-- START LISTED ENTRIES --
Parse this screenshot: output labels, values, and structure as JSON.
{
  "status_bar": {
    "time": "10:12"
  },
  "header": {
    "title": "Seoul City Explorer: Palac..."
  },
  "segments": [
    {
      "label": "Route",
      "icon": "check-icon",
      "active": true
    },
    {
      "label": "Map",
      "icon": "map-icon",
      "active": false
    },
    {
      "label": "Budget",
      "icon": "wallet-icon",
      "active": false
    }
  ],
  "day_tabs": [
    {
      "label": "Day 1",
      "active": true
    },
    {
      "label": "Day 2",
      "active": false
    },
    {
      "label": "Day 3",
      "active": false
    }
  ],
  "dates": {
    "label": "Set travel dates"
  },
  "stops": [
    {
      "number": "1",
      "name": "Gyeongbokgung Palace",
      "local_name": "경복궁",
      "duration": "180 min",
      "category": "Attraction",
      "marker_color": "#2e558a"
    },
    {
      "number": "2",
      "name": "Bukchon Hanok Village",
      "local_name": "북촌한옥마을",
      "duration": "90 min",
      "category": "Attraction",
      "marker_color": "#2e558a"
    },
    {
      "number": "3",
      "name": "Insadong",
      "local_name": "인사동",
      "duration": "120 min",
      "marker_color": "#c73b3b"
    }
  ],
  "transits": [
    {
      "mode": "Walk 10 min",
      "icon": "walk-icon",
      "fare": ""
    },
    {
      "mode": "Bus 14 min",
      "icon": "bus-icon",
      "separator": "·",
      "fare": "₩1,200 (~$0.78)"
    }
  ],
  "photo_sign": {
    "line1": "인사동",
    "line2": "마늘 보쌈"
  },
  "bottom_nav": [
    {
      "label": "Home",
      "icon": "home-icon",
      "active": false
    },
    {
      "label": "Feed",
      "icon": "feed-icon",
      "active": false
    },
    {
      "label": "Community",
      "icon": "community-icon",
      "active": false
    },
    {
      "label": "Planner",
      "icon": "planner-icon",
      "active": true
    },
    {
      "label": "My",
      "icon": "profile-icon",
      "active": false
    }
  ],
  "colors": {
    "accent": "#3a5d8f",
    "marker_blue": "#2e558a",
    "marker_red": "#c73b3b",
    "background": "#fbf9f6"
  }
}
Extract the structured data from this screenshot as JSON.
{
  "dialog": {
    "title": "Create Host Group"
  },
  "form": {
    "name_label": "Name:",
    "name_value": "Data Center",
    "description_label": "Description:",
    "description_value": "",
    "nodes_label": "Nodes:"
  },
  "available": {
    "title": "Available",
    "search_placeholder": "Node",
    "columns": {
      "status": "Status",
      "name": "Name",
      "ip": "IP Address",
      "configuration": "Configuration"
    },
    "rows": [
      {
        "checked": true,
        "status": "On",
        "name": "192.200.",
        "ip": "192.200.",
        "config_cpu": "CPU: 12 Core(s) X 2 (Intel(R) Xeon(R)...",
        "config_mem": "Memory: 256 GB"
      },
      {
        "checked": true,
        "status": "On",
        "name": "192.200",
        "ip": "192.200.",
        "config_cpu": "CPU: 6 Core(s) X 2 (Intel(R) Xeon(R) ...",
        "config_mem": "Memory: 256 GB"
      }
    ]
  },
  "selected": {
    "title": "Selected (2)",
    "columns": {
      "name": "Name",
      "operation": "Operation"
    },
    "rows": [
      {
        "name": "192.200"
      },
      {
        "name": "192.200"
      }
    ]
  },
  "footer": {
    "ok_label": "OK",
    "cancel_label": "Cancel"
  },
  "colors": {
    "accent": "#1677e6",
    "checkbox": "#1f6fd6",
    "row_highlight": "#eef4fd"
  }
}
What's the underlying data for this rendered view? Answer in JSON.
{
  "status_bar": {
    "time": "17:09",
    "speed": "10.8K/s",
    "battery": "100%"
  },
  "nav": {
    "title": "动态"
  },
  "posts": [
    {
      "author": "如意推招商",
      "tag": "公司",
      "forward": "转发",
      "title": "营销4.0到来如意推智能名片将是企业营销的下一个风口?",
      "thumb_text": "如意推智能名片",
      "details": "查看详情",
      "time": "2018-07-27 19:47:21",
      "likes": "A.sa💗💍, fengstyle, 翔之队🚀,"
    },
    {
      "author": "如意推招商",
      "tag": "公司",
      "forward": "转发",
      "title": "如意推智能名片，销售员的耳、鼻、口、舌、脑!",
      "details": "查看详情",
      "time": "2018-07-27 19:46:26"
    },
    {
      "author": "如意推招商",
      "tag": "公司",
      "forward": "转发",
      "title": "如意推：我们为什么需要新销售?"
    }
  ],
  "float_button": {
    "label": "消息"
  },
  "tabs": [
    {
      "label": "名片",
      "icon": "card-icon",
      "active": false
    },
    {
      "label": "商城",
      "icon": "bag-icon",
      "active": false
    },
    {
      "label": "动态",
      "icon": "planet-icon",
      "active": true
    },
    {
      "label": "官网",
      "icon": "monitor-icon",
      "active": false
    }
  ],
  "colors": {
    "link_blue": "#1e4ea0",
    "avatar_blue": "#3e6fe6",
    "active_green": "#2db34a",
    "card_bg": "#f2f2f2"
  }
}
-- END LISTED ENTRIES --
▸ WORK TO COMPLETE
Extract every line above exactly as it stands.

▸ ANSWER TO THE PROBLEM
Parse this screenshot: output labels, values, and structure as JSON.
{
  "status_bar": {
    "time": "10:12"
  },
  "header": {
    "title": "Seoul City Explorer: Palac..."
  },
  "segments": [
    {
      "label": "Route",
      "icon": "check-icon",
      "active": true
    },
    {
      "label": "Map",
      "icon": "map-icon",
      "active": false
    },
    {
      "label": "Budget",
      "icon": "wallet-icon",
      "active": false
    }
  ],
  "day_tabs": [
    {
      "label": "Day 1",
      "active": true
    },
    {
      "label": "Day 2",
      "active": false
    },
    {
      "label": "Day 3",
      "active": false
    }
  ],
  "dates": {
    "label": "Set travel dates"
  },
  "stops": [
    {
      "number": "1",
      "name": "Gyeongbokgung Palace",
      "local_name": "경복궁",
      "duration": "180 min",
      "category": "Attraction",
      "marker_color": "#2e558a"
    },
    {
      "number": "2",
      "name": "Bukchon Hanok Village",
      "local_name": "북촌한옥마을",
      "duration": "90 min",
      "category": "Attraction",
      "marker_color": "#2e558a"
    },
    {
      "number": "3",
      "name": "Insadong",
      "local_name": "인사동",
      "duration": "120 min",
      "marker_color": "#c73b3b"
    }
  ],
  "transits": [
    {
      "mode": "Walk 10 min",
      "icon": "walk-icon",
      "fare": ""
    },
    {
      "mode": "Bus 14 min",
      "icon": "bus-icon",
      "separator": "·",
      "fare": "₩1,200 (~$0.78)"
    }
  ],
  "photo_sign": {
    "line1": "인사동",
    "line2": "마늘 보쌈"
  },
  "bottom_nav": [
    {
      "label": "Home",
      "icon": "home-icon",
      "active": false
    },
    {
      "label": "Feed",
      "icon": "feed-icon",
      "active": false
    },
    {
      "label": "Community",
      "icon": "community-icon",
      "active": false
    },
    {
      "label": "Planner",
      "icon": "planner-icon",
      "active": true
    },
    {
      "label": "My",
      "icon": "profile-icon",
      "active": false
    }
  ],
  "colors": {
    "accent": "#3a5d8f",
    "marker_blue": "#2e558a",
    "marker_red": "#c73b3b",
    "background": "#fbf9f6"
  }
}
Extract the structured data from this screenshot as JSON.
{
  "dialog": {
    "title": "Create Host Group"
  },
  "form": {
    "name_label": "Name:",
    "name_value": "Data Center",
    "description_label": "Description:",
    "description_value": "",
    "nodes_label": "Nodes:"
  },
  "available": {
    "title": "Available",
    "search_placeholder": "Node",
    "columns": {
      "status": "Status",
      "name": "Name",
      "ip": "IP Address",
      "configuration": "Configuration"
    },
    "rows": [
      {
        "checked": true,
        "status": "On",
        "name": "192.200.",
        "ip": "192.200.",
        "config_cpu": "CPU: 12 Core(s) X 2 (Intel(R) Xeon(R)...",
        "config_mem": "Memory: 256 GB"
      },
      {
        "checked": true,
        "status": "On",
        "name": "192.200",
        "ip": "192.200.",
        "config_cpu": "CPU: 6 Core(s) X 2 (Intel(R) Xeon(R) ...",
        "config_mem": "Memory: 256 GB"
      }
    ]
  },
  "selected": {
    "title": "Selected (2)",
    "columns": {
      "name": "Name",
      "operation": "Operation"
    },
    "rows": [
      {
        "name": "192.200"
      },
      {
        "name": "192.200"
      }
    ]
  },
  "footer": {
    "ok_label": "OK",
    "cancel_label": "Cancel"
  },
  "colors": {
    "accent": "#1677e6",
    "checkbox": "#1f6fd6",
    "row_highlight": "#eef4fd"
  }
}
What's the underlying data for this rendered view? Answer in JSON.
{
  "status_bar": {
    "time": "17:09",
    "speed": "10.8K/s",
    "battery": "100%"
  },
  "nav": {
    "title": "动态"
  },
  "posts": [
    {
      "author": "如意推招商",
      "tag": "公司",
      "forward": "转发",
      "title": "营销4.0到来如意推智能名片将是企业营销的下一个风口?",
      "thumb_text": "如意推智能名片",
      "details": "查看详情",
      "time": "2018-07-27 19:47:21",
      "likes": "A.sa💗💍, fengstyle, 翔之队🚀,"
    },
    {
      "author": "如意推招商",
      "tag": "公司",
      "forward": "转发",
      "title": "如意推智能名片，销售员的耳、鼻、口、舌、脑!",
      "details": "查看详情",
      "time": "2018-07-27 19:46:26"
    },
    {
      "author": "如意推招商",
      "tag": "公司",
      "forward": "转发",
      "title": "如意推：我们为什么需要新销售?"
    }
  ],
  "float_button": {
    "label": "消息"
  },
  "tabs": [
    {
      "label": "名片",
      "icon": "card-icon",
      "active": false
    },
    {
      "label": "商城",
      "icon": "bag-icon",
      "active": false
    },
    {
      "label": "动态",
      "icon": "planet-icon",
      "active": true
    },
    {
      "label": "官网",
      "icon": "monitor-icon",
      "active": false
    }
  ],
  "colors": {
    "link_blue": "#1e4ea0",
    "avatar_blue": "#3e6fe6",
    "active_green": "#2db34a",
    "card_bg": "#f2f2f2"
  }
}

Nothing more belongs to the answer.